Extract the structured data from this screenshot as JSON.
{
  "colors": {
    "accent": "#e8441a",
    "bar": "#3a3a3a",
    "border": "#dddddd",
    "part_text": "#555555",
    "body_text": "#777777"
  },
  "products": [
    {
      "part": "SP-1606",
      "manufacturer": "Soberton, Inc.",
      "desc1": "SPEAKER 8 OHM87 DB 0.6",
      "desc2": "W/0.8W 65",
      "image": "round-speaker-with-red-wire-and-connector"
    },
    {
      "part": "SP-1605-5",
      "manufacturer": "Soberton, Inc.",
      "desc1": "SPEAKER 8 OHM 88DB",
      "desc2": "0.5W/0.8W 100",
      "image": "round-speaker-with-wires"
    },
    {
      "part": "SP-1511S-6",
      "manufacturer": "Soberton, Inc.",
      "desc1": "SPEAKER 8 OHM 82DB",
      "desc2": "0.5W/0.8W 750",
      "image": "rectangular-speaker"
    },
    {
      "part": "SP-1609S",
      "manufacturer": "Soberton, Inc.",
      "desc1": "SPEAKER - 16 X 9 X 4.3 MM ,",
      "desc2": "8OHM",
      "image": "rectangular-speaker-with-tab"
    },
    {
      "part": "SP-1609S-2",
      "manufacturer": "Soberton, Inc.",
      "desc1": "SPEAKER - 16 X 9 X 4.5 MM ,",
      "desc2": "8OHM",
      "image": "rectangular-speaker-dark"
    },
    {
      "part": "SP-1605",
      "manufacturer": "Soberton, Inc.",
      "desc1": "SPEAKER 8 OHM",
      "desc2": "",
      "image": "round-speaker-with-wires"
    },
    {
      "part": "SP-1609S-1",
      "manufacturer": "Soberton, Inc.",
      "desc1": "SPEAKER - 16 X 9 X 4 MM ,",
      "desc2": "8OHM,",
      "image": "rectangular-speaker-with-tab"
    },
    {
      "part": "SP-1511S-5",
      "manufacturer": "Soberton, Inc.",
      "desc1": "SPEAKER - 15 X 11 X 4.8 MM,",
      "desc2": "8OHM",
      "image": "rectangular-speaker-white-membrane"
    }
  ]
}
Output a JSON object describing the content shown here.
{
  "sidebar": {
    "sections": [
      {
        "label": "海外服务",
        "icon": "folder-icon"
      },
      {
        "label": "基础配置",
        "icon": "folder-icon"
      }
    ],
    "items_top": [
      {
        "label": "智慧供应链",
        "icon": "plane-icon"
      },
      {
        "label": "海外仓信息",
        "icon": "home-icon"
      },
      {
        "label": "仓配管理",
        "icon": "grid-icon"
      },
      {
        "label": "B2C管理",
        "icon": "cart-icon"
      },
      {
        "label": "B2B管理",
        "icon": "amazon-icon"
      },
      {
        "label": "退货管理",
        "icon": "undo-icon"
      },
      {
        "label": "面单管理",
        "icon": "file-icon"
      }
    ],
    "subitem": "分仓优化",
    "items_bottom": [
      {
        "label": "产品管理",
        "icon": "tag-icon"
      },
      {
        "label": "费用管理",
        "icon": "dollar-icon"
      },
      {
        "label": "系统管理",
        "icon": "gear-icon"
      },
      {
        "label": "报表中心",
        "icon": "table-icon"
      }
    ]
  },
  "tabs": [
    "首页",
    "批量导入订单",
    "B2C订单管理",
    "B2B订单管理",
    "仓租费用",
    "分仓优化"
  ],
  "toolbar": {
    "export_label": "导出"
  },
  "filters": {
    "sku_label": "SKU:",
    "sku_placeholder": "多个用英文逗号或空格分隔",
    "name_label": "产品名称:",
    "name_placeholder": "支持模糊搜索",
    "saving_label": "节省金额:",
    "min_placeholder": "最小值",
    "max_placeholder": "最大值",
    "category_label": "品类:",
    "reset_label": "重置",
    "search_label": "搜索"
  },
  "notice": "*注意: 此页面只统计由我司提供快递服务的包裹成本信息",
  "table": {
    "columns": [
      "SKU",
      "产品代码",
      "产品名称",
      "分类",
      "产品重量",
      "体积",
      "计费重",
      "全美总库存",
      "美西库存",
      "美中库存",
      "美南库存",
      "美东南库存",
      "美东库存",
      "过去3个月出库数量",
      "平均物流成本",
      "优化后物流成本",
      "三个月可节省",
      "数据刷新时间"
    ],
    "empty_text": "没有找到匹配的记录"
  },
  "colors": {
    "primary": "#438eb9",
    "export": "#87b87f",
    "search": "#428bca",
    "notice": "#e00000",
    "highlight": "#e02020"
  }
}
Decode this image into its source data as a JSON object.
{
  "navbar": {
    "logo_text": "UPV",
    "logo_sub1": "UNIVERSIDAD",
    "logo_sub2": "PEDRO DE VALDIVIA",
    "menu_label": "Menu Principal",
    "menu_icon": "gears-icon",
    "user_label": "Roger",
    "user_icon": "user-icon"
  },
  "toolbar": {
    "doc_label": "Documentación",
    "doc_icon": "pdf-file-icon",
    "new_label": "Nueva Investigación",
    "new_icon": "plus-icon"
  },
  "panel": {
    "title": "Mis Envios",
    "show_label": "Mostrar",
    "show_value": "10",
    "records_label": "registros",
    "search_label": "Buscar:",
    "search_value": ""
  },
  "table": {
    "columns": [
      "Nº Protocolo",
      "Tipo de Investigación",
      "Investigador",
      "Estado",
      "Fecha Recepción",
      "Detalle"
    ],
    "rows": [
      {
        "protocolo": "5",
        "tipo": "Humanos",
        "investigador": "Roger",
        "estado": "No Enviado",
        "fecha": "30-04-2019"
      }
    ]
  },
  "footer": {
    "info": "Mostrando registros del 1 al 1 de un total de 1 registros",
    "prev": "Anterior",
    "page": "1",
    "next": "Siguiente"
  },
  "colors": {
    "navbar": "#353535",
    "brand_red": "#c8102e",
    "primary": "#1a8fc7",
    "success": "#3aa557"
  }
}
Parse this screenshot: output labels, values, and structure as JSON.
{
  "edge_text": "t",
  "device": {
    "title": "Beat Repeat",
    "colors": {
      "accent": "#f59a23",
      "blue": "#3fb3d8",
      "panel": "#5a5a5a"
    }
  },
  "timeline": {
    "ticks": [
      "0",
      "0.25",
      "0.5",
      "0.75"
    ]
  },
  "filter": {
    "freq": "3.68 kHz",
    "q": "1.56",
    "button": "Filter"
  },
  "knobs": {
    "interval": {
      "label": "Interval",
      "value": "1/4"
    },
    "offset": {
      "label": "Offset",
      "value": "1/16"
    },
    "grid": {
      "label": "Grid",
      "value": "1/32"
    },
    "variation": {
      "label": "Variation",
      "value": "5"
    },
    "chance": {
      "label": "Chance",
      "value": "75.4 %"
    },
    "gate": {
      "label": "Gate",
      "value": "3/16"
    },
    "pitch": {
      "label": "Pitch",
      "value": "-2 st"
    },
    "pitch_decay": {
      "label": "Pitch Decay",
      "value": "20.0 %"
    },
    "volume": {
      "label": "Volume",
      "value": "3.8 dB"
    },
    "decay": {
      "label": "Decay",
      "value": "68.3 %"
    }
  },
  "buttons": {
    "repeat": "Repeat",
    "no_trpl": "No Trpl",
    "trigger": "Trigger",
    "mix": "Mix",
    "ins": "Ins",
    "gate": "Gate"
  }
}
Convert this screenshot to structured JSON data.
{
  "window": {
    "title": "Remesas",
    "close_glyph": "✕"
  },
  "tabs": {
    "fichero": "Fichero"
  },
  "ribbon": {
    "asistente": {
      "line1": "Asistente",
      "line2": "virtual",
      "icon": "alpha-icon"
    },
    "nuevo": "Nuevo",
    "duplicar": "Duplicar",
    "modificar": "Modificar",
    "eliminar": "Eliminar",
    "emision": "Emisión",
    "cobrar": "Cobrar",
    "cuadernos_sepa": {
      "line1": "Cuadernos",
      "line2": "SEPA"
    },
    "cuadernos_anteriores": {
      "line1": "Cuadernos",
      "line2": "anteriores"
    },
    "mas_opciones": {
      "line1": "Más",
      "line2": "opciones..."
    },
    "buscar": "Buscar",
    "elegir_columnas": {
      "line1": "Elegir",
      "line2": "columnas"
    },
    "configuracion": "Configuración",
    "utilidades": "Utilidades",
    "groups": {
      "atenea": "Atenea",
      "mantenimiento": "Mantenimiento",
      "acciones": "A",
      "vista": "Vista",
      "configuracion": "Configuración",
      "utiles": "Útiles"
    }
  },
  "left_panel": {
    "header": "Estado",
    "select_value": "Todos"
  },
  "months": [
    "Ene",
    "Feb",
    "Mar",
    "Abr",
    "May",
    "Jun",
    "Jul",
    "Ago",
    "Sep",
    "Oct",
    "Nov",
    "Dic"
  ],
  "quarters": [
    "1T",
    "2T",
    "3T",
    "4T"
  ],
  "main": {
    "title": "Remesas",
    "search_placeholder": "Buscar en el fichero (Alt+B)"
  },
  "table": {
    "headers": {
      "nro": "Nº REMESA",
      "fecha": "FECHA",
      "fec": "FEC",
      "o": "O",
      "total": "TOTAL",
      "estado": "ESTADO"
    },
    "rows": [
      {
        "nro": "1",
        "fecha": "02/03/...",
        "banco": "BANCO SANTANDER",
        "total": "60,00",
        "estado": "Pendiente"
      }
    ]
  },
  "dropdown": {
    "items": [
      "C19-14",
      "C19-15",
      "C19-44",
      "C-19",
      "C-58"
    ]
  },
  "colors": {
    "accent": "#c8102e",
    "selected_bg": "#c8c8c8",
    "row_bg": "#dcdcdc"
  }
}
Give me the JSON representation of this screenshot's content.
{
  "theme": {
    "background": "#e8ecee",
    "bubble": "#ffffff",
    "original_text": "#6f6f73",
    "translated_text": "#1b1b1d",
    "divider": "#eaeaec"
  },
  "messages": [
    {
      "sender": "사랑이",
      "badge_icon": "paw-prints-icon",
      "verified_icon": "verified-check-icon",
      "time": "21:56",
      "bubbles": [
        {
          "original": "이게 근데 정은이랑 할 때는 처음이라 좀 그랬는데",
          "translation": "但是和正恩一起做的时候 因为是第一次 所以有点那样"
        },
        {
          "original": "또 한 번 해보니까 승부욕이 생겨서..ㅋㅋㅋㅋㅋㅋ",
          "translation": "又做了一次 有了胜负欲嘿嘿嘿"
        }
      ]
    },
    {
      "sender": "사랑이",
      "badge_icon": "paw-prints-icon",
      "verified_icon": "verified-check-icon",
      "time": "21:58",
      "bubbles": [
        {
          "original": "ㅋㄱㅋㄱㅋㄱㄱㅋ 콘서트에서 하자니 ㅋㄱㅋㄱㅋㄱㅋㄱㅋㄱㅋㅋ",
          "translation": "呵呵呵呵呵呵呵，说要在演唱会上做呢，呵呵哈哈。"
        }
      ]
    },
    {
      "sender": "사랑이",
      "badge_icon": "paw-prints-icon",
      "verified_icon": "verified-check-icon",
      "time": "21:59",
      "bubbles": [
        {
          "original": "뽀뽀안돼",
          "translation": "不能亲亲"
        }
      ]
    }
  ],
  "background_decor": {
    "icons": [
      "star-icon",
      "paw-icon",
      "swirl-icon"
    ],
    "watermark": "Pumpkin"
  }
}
******
EXERCISE: Identify the lines in the entries above that contain "notice", then copy them out.

SOLUTION BELOW:
  "notice": "*注意: 此页面只统计由我司提供快递服务的包裹成本信息",
    "notice": "#e00000",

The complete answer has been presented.